> TEXT
The Expert Group took place as a virtual meeting on February 15, 2022. We were joined by 12 participants.

Tim Geppert from ZHAW opened the meeting and introduced Alexander Volk, Hartmut Schultze and Roger Fontana from HPE. He also introduced the speaker for the upcoming meeting, namely Andrew Knox. Andrew will introduce the group to the basics of differential Privacy.

Afterwards Alexander Volk, Hartmut Schultze and Roger Fontana, all experts from HPE in the areas of swarm learning, presented the concept of swarm learning. An overview about the content of the talk is given in the following sections. The meeting was closed with a discussion of potential use cases for this technology.

HPE Swarm Learning: Reduce bias in your ML models (and enjoy the side benefits)

By Alexander Volk, Hartmut Schultze, Raymond Freppel, Roger Fontana

The convergence of algorithmic advances, data proliferation, and tremendous increases in computing power and storage has propelled AI from hype to reality.[1] The quality of the results of AI applications are related to the underlying algorithm and the accessible training data. Both include bias, resulting in the (unintentional) inclination toward certain type of results. One of the early examples is the St. George’s Hospital Medical School during 1982 to 1986, where 60 women and ethnic minorities were denied entry due to a new computer-guidance assessment system that denied entry to women and men with “foreign-sounding names” based on historical trends in admissions[2]. This is only one example of many.

Machine Learning is here to stay, and it is upon all of us who are involved in creating and applying ML to reduce biases. To understand the impact of HPE Swarm Learning on the reduction of bias and the possible improvements it might help to have a short look back at the history of model training.

Initially, Local Learning was performed where local models were trained at each data source. This approach resulted in local data bias, plus inaccurate and suboptimal models delivering inferior results. Next came Centralized Learning to reduce bias and improve model accuracy. This improved model accuracy since larger data sets were used for training. However, data aggregation to a central location posed new challenges around data privacy, data ownership, and data movement. So along came Federated Learning to alleviate central learning challenges with a central custodian responsible for aggregating all learnings from multiple data sources while also preserving privacy. The central custodian, however, poses challenges around resilience, scalability, ownership and central power given to such persona. With the central custodian, local high-availability features may be used for resilience. But, if the central aggregator goes down, training stops, and scalability is limited to what the client-server model in a predominantly star topology can support. It’s time for a new modern approach to machine learning.[3]

The HPE Swarm Learning solution is a decentralized, privacy-preserving, and collaborative machine learning framework at the data source. Users of the easy-to-use API which architecture is based on Blockchain can benefit from data accessibility across geographies and across organizations, leading to larger data sets and an increase of their model accuracy. Since Swarm Learning negates copy or movement of training data, it works on heterogeneous infrastructure and therefore represents an efficient way to resiliently scale.

> EXTRACTED INFORMATION
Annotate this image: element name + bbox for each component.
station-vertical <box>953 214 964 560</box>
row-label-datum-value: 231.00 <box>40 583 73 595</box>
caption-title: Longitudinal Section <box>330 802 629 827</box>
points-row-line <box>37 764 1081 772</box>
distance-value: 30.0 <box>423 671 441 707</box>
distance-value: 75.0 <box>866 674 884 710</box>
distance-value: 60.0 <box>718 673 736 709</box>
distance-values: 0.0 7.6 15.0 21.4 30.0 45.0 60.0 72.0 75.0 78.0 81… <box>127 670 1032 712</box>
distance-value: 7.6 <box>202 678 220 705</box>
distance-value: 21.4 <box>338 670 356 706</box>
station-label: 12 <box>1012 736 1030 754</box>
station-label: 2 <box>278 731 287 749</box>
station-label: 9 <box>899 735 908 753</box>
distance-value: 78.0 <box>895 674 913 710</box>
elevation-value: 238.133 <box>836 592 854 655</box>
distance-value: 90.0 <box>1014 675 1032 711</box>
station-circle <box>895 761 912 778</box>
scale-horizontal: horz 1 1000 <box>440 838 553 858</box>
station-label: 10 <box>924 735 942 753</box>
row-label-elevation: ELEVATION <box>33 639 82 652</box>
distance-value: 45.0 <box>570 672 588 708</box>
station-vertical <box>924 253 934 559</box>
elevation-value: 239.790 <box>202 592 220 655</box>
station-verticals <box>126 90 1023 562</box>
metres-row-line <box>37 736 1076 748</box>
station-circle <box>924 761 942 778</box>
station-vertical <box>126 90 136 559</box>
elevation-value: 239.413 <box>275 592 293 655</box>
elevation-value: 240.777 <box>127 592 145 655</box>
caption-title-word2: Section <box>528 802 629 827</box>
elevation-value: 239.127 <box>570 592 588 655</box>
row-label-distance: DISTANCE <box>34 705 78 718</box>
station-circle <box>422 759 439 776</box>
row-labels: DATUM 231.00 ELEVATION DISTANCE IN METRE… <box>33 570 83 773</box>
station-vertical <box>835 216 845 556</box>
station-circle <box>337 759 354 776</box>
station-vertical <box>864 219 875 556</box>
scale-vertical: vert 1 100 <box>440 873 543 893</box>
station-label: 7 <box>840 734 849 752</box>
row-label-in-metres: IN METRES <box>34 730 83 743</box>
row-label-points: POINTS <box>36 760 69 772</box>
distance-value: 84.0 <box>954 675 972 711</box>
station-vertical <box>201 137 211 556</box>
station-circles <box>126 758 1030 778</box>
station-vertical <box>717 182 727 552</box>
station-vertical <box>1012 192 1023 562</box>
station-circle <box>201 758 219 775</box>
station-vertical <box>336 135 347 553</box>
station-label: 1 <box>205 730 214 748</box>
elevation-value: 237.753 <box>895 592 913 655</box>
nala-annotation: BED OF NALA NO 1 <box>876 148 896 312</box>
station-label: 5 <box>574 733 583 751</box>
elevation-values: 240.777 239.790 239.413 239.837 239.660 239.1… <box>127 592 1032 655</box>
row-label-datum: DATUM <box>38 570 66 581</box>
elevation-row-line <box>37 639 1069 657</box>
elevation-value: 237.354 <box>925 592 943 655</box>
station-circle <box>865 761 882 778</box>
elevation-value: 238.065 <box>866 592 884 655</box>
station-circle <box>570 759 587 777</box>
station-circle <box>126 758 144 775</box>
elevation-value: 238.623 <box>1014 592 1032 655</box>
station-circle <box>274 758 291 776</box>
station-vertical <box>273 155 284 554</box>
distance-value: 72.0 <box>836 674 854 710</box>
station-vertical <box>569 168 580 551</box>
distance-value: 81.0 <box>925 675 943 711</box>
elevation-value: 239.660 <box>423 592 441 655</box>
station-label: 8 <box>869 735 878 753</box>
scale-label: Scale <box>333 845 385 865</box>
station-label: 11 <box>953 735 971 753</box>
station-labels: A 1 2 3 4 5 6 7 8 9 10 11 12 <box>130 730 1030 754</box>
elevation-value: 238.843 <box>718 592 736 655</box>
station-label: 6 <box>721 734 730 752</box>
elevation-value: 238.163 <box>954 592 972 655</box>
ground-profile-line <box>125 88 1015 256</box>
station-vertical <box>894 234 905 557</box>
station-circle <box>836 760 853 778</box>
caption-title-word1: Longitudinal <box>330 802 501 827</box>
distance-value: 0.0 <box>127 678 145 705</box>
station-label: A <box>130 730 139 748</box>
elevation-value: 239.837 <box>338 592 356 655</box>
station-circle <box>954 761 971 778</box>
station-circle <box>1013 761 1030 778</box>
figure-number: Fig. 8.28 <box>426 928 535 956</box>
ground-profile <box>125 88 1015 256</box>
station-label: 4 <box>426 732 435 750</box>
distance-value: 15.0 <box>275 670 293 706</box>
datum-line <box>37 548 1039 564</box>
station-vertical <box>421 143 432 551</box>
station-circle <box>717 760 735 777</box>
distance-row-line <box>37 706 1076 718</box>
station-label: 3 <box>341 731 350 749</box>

> WORK ORDER 1
According to the swarm learning text, why did Centralized Learning improve model accuracy compared with Local Learning?
> WORK ORDER 2
List every challenge that the swarm learning text says the central custodian in Federated Learning poses.
> WORK ORDER 3
Extend the swarm learning text by continuing from its final sentence.

> EXERCISE OUTPUT 1
Centralized Learning improved model accuracy because it trained on larger data sets.

> EXERCISE OUTPUT 2
- Resilience
- Scalability
- Ownership
- Central power given to such persona

> EXERCISE OUTPUT 3
Does Swarm Learning work?

In June 2021, a study proved Swarm Learning’s feasibility. The classifiers[4] of Swarm Learning achieved higher accuracy than those developed at individual sites. In addition, Swarm Learning completely fulfils local confidentiality regulations by design.[5]

While Healthcare and life sciences have several well-suited use cases Swarm Learning, it can be applied cross all industries. The federal government sector can apply Swarm Learning for detecting anomalies and threats, as well as for research collaboration. Financial services organizations apply Swarm Learning to financial fraud detection activities. And in manufacturing, Swarm Learning provides predictive maintenance capabilities.

If you want to learn more about a solution that enlarges your dataset without moving or duplicating raw data while you can keep your data sovereignty and privacy, or simply want to learn more, you can always reach out to HPE. We are here to help.

Further Links:

Nature.com (2021). “A safer way to share health data“

Technical White Paper Swarm Learning


[1] Michael Chui; Vishnu Kamalnath Brian McCarthy (2020). An executive’s guide to AI. McKinsey.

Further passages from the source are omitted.